# STATED EXERCISE
Below are the entries; count the lines in them that contain the word "title" and give only the number.

# DATASET

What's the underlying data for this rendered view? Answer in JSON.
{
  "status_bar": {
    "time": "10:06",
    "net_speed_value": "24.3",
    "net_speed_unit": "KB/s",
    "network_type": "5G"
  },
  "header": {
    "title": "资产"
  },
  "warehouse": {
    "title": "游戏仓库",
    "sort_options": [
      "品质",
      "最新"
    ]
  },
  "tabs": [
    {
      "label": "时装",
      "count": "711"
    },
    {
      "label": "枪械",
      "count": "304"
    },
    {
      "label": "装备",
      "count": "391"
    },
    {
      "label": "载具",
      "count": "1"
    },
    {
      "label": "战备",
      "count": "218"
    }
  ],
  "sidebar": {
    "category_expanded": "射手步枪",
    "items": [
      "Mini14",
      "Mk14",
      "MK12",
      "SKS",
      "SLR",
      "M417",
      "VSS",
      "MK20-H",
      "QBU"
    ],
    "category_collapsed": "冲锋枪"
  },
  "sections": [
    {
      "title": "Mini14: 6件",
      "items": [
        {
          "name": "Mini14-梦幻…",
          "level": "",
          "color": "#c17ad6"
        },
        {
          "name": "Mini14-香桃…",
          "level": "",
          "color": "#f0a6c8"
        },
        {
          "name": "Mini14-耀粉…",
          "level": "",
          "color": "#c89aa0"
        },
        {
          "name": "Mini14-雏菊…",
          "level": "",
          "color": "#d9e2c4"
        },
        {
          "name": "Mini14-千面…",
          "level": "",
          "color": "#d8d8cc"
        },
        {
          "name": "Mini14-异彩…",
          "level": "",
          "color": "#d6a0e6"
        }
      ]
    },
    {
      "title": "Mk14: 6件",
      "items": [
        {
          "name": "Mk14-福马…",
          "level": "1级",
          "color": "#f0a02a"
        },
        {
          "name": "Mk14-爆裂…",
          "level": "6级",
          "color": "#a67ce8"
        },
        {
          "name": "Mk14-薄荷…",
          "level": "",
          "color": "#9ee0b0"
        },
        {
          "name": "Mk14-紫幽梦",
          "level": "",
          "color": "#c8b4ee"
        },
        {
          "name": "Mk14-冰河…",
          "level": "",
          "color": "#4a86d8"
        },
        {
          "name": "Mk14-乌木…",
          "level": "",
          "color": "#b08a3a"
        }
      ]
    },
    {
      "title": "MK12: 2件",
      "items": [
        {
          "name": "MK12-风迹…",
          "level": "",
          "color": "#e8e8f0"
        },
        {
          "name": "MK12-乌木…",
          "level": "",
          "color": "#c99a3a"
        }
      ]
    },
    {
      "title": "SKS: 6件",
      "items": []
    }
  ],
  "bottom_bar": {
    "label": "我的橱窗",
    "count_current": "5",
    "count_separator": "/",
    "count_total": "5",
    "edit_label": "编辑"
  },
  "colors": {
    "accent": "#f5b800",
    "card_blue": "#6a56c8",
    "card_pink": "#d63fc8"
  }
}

# FINISHED TASK
6